**Set task**
Count the lines below that contain the word "this" and give only that number.

━━━ Material for the task

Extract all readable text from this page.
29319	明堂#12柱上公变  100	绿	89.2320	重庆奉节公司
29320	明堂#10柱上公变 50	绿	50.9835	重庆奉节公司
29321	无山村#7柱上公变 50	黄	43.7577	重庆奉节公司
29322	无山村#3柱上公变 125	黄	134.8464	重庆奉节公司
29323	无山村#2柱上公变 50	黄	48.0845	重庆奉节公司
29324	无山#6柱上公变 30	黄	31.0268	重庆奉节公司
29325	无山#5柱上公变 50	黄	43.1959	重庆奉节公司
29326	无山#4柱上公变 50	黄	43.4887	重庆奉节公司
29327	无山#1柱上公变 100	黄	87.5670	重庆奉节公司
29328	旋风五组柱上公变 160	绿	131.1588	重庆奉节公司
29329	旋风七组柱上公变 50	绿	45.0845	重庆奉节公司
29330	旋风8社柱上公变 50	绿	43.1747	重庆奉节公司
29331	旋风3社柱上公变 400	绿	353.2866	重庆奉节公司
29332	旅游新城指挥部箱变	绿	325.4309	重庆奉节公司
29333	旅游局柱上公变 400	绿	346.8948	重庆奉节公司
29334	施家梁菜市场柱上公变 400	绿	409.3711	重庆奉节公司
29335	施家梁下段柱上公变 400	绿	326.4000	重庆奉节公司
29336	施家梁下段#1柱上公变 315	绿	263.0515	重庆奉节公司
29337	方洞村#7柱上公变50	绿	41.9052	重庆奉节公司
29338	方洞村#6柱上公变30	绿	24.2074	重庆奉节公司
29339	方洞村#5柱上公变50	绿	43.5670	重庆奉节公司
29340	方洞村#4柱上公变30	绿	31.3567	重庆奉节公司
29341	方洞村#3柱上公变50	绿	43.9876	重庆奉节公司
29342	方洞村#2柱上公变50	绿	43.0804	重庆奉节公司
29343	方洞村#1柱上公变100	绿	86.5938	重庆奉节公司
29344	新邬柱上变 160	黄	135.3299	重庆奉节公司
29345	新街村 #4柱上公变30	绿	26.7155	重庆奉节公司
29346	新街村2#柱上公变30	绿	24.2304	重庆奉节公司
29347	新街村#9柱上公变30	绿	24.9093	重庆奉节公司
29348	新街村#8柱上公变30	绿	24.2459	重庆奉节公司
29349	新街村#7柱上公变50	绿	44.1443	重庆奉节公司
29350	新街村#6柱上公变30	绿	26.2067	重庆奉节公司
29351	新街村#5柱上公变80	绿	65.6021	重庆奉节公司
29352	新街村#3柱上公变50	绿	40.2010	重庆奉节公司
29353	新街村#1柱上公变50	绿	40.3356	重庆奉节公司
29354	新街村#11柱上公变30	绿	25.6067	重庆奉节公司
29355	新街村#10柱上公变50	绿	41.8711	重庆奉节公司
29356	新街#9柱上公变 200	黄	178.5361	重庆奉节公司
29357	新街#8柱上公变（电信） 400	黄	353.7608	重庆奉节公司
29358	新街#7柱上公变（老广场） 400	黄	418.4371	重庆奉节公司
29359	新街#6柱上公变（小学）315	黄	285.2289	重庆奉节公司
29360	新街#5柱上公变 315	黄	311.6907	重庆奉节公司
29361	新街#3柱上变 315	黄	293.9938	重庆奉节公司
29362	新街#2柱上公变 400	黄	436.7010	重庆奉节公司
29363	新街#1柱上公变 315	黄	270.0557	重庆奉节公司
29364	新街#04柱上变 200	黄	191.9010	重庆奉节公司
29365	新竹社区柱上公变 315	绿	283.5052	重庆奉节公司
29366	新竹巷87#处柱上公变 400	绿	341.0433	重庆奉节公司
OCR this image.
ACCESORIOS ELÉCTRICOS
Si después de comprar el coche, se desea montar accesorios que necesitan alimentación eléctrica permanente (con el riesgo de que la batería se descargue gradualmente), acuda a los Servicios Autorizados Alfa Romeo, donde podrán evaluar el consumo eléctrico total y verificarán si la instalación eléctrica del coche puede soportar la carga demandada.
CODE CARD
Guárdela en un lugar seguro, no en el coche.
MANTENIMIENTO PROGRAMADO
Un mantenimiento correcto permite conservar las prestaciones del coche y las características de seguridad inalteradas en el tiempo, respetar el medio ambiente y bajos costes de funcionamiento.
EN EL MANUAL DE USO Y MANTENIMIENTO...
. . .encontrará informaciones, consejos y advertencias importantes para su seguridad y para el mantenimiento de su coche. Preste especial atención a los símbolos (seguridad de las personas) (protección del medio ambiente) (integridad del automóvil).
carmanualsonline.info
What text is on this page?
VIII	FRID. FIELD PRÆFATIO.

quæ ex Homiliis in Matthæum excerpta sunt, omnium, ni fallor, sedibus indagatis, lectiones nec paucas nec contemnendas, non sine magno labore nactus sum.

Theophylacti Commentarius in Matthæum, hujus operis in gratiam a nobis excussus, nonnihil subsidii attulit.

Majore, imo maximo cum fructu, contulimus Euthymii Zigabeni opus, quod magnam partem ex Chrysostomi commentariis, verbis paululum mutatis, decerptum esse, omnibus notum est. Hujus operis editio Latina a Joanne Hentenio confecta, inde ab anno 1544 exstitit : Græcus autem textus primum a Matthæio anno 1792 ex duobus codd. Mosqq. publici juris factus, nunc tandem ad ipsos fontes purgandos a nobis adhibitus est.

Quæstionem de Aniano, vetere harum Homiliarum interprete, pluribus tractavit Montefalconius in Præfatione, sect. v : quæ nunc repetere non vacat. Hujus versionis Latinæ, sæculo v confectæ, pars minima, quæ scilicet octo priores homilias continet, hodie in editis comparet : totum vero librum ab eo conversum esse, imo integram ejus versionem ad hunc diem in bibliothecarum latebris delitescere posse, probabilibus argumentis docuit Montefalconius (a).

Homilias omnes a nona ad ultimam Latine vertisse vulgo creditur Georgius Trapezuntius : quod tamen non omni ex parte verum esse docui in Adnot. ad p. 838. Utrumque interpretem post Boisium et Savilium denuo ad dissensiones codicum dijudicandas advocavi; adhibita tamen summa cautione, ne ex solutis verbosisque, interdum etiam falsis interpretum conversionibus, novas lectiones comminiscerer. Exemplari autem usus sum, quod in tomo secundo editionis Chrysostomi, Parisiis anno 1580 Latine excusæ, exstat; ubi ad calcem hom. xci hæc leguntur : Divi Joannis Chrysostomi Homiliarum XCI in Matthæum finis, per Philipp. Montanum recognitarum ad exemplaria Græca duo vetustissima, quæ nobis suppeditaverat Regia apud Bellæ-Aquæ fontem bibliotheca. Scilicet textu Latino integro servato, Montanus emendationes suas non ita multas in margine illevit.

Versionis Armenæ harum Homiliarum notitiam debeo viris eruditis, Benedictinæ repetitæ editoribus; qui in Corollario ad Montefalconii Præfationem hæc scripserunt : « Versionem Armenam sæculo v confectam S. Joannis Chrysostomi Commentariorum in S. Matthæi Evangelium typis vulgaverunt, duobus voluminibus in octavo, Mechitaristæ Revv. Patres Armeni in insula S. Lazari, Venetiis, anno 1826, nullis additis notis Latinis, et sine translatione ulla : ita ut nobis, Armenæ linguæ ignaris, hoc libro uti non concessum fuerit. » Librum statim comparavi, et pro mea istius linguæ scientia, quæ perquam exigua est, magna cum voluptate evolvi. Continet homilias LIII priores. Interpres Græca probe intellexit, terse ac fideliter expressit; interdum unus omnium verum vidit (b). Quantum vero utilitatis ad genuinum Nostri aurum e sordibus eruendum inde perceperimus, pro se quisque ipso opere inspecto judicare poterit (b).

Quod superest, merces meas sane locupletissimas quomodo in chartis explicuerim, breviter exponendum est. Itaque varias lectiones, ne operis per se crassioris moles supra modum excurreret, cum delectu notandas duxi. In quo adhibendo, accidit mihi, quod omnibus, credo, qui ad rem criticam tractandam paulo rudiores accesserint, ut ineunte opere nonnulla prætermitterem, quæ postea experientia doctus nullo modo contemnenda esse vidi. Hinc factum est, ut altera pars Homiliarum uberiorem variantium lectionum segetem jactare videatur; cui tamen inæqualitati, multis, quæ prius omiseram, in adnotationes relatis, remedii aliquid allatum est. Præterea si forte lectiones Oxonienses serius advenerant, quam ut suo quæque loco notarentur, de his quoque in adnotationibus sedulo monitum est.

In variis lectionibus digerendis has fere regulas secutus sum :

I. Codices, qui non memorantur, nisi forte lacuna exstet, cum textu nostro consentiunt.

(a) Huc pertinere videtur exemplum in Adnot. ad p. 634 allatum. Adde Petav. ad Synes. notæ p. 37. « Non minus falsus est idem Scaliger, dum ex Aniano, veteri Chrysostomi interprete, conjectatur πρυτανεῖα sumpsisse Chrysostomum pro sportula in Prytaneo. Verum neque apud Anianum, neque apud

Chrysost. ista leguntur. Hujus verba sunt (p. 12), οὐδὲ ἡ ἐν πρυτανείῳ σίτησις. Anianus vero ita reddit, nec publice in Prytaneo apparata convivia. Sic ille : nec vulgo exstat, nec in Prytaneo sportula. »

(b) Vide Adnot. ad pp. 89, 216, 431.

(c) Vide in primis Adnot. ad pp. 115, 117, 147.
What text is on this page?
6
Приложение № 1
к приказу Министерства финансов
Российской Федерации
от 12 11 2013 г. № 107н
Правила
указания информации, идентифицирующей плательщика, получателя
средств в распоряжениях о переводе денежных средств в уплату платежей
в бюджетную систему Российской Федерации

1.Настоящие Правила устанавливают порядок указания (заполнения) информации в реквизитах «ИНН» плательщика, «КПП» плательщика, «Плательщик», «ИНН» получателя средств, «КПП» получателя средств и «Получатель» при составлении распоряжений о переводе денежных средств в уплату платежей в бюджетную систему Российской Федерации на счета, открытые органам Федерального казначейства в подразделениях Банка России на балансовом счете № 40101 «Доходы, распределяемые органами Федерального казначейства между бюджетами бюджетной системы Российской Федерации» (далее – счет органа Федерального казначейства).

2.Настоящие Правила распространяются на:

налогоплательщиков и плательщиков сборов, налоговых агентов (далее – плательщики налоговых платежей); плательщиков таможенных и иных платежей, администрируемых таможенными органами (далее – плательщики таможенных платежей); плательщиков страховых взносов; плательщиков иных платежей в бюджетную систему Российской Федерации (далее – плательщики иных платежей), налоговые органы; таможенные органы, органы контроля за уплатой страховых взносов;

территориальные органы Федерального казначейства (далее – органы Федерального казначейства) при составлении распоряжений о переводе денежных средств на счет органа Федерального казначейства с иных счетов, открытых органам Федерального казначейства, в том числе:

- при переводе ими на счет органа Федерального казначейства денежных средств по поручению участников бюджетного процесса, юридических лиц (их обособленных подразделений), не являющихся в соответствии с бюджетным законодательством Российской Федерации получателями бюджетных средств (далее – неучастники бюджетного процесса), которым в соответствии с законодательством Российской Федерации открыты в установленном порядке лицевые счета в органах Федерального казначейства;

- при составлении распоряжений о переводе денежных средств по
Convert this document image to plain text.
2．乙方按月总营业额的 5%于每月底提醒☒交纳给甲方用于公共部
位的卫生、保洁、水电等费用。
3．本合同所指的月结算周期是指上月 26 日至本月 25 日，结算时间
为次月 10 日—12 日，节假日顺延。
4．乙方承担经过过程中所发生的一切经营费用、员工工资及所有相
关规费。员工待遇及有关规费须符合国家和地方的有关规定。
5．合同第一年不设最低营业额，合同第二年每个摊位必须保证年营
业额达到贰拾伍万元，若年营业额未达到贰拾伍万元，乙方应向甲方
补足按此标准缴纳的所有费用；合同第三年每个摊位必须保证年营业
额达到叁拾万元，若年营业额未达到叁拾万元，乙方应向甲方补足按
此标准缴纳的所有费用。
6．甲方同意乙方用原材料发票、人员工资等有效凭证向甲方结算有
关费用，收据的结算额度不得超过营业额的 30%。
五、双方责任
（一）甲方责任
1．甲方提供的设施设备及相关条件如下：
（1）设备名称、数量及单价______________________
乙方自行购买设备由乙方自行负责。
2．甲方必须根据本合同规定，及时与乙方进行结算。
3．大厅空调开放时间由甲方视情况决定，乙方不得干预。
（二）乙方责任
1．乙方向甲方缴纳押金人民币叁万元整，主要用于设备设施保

━━━━━━

**Task result**
5